Below is a listing. Gather each line of it that contains "screenshot".
+++ INPUT DATA
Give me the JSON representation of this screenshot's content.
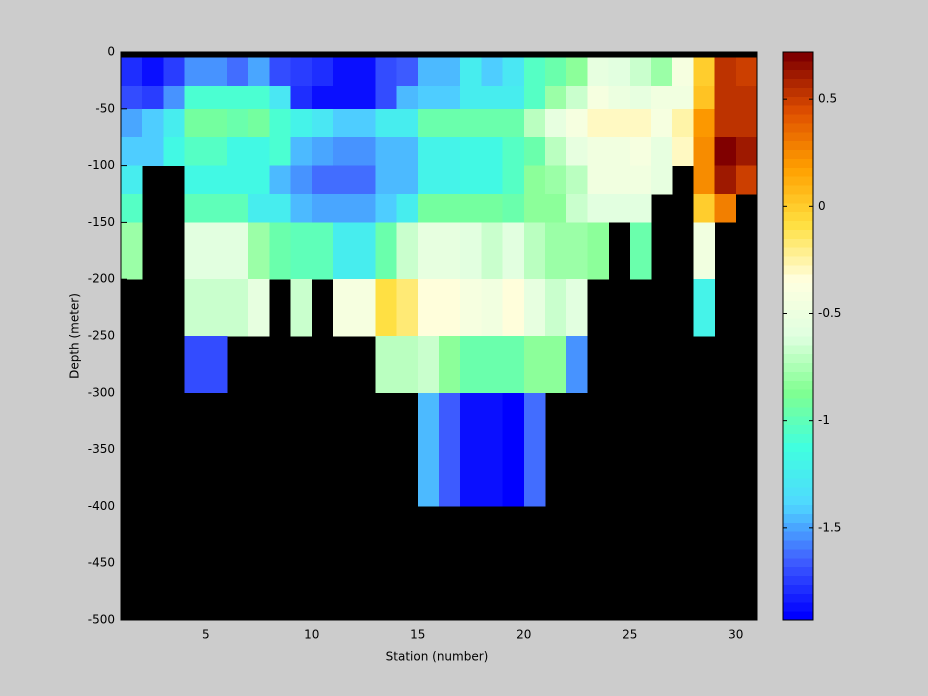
{
  "chart_data": {
    "type": "heatmap",
    "xlabel": "Station (number)",
    "ylabel": "Depth (meter)",
    "x": [
      1,
      2,
      3,
      4,
      5,
      6,
      7,
      8,
      9,
      10,
      11,
      12,
      13,
      14,
      15,
      16,
      17,
      18,
      19,
      20,
      21,
      22,
      23,
      24,
      25,
      26,
      27,
      28,
      29,
      30,
      31
    ],
    "y": [
      0,
      -5,
      -30,
      -50,
      -75,
      -100,
      -125,
      -150,
      -200,
      -250,
      -300,
      -400,
      -500
    ],
    "values": [
      [
        null,
        null,
        null,
        null,
        null,
        null,
        null,
        null,
        null,
        null,
        null,
        null,
        null,
        null,
        null,
        null,
        null,
        null,
        null,
        null,
        null,
        null,
        null,
        null,
        null,
        null,
        null,
        null,
        null,
        null
      ],
      [
        -1.8,
        -1.85,
        -1.75,
        -1.55,
        -1.55,
        -1.6,
        -1.5,
        -1.7,
        -1.75,
        -1.8,
        -1.85,
        -1.85,
        -1.7,
        -1.65,
        -1.45,
        -1.45,
        -1.25,
        -1.4,
        -1.3,
        -1.05,
        -0.95,
        -0.85,
        -0.55,
        -0.6,
        -0.65,
        -0.8,
        -0.4,
        0,
        0.55,
        0.5
      ],
      [
        -1.7,
        -1.75,
        -1.55,
        -1.1,
        -1.1,
        -1.1,
        -1.1,
        -1.3,
        -1.8,
        -1.85,
        -1.85,
        -1.85,
        -1.7,
        -1.45,
        -1.4,
        -1.4,
        -1.25,
        -1.25,
        -1.25,
        -1.05,
        -0.8,
        -0.65,
        -0.4,
        -0.5,
        -0.55,
        -0.45,
        -0.45,
        0.05,
        0.55,
        0.55
      ],
      [
        -1.5,
        -1.4,
        -1.25,
        -0.9,
        -0.9,
        -0.95,
        -0.9,
        -1.1,
        -1.2,
        -1.3,
        -1.4,
        -1.4,
        -1.25,
        -1.25,
        -0.95,
        -0.95,
        -0.95,
        -0.95,
        -0.95,
        -0.7,
        -0.55,
        -0.4,
        -0.3,
        -0.3,
        -0.3,
        -0.4,
        -0.25,
        0.2,
        0.55,
        0.55
      ],
      [
        -1.4,
        -1.4,
        -1.15,
        -1.05,
        -1.05,
        -1.15,
        -1.15,
        -1.1,
        -1.45,
        -1.5,
        -1.55,
        -1.55,
        -1.45,
        -1.45,
        -1.2,
        -1.2,
        -1.15,
        -1.15,
        -1.05,
        -0.95,
        -0.7,
        -0.55,
        -0.45,
        -0.45,
        -0.4,
        -0.55,
        -0.3,
        0.25,
        0.68,
        0.6
      ],
      [
        -1.25,
        null,
        null,
        -1.15,
        -1.15,
        -1.15,
        -1.15,
        -1.45,
        -1.55,
        -1.6,
        -1.6,
        -1.6,
        -1.45,
        -1.45,
        -1.2,
        -1.2,
        -1.15,
        -1.15,
        -1.05,
        -0.85,
        -0.8,
        -0.7,
        -0.45,
        -0.45,
        -0.45,
        -0.55,
        null,
        0.25,
        0.6,
        0.5
      ],
      [
        -1.05,
        null,
        null,
        -1.0,
        -1.0,
        -1.0,
        -1.25,
        -1.25,
        -1.45,
        -1.5,
        -1.5,
        -1.5,
        -1.4,
        -1.25,
        -0.9,
        -0.9,
        -0.9,
        -0.9,
        -0.95,
        -0.85,
        -0.85,
        -0.65,
        -0.6,
        -0.6,
        -0.6,
        null,
        null,
        0,
        0.3,
        null
      ],
      [
        -0.8,
        null,
        null,
        -0.6,
        -0.6,
        -0.6,
        -0.8,
        -0.95,
        -1.0,
        -1.0,
        -1.25,
        -1.25,
        -0.95,
        -0.65,
        -0.55,
        -0.55,
        -0.6,
        -0.65,
        -0.6,
        -0.7,
        -0.8,
        -0.8,
        -0.85,
        null,
        -0.95,
        null,
        null,
        -0.45,
        null,
        null
      ],
      [
        null,
        null,
        null,
        -0.65,
        -0.65,
        -0.65,
        -0.55,
        null,
        -0.65,
        null,
        -0.4,
        -0.4,
        -0.1,
        -0.15,
        -0.35,
        -0.35,
        -0.4,
        -0.45,
        -0.35,
        -0.55,
        -0.65,
        -0.6,
        null,
        null,
        null,
        null,
        null,
        -1.2,
        null,
        null
      ],
      [
        null,
        null,
        null,
        -1.7,
        -1.7,
        null,
        null,
        null,
        null,
        null,
        null,
        null,
        -0.7,
        -0.7,
        -0.65,
        -0.85,
        -0.95,
        -0.95,
        -0.95,
        -0.85,
        -0.85,
        -1.55,
        null,
        null,
        null,
        null,
        null,
        null,
        null,
        null
      ],
      [
        null,
        null,
        null,
        null,
        null,
        null,
        null,
        null,
        null,
        null,
        null,
        null,
        null,
        null,
        -1.45,
        -1.65,
        -1.85,
        -1.85,
        -1.92,
        -1.6,
        null,
        null,
        null,
        null,
        null,
        null,
        null,
        null,
        null,
        null
      ],
      [
        null,
        null,
        null,
        null,
        null,
        null,
        null,
        null,
        null,
        null,
        null,
        null,
        null,
        null,
        null,
        null,
        null,
        null,
        null,
        null,
        null,
        null,
        null,
        null,
        null,
        null,
        null,
        null,
        null,
        null
      ]
    ],
    "xlim": [
      1,
      31
    ],
    "xticks": [
      5,
      10,
      15,
      20,
      25,
      30
    ],
    "ylim": [
      -500,
      0
    ],
    "yticks": [
      0,
      -50,
      -100,
      -150,
      -200,
      -250,
      -300,
      -350,
      -400,
      -450,
      -500
    ],
    "clim": [
      -1.93,
      0.72
    ],
    "cticks": [
      -1.5,
      -1,
      -0.5,
      0,
      0.5
    ],
    "colormap": [
      "#0000ff",
      "#4060ff",
      "#50d8ff",
      "#40ffe0",
      "#80ff90",
      "#e0ffe0",
      "#ffffe0",
      "#ffe040",
      "#ffa000",
      "#e05000",
      "#800000"
    ],
    "colormap_levels": 64,
    "missing_color": "#000000"
  }
}
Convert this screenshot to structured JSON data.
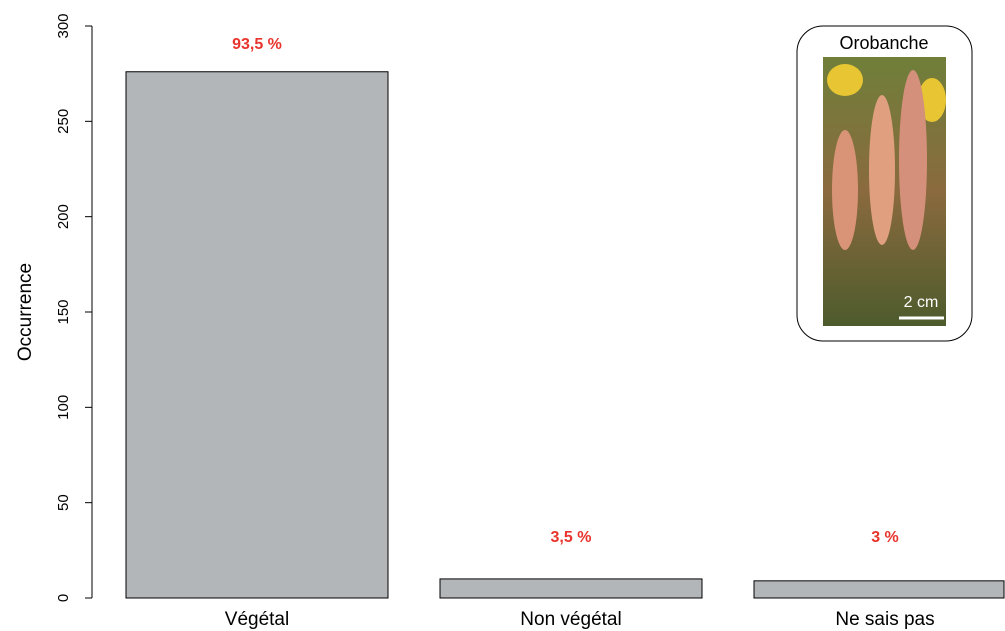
++++++
:: OUTPUT ::
Give me the JSON representation of this screenshot's content.
Convert this screenshot to structured JSON data.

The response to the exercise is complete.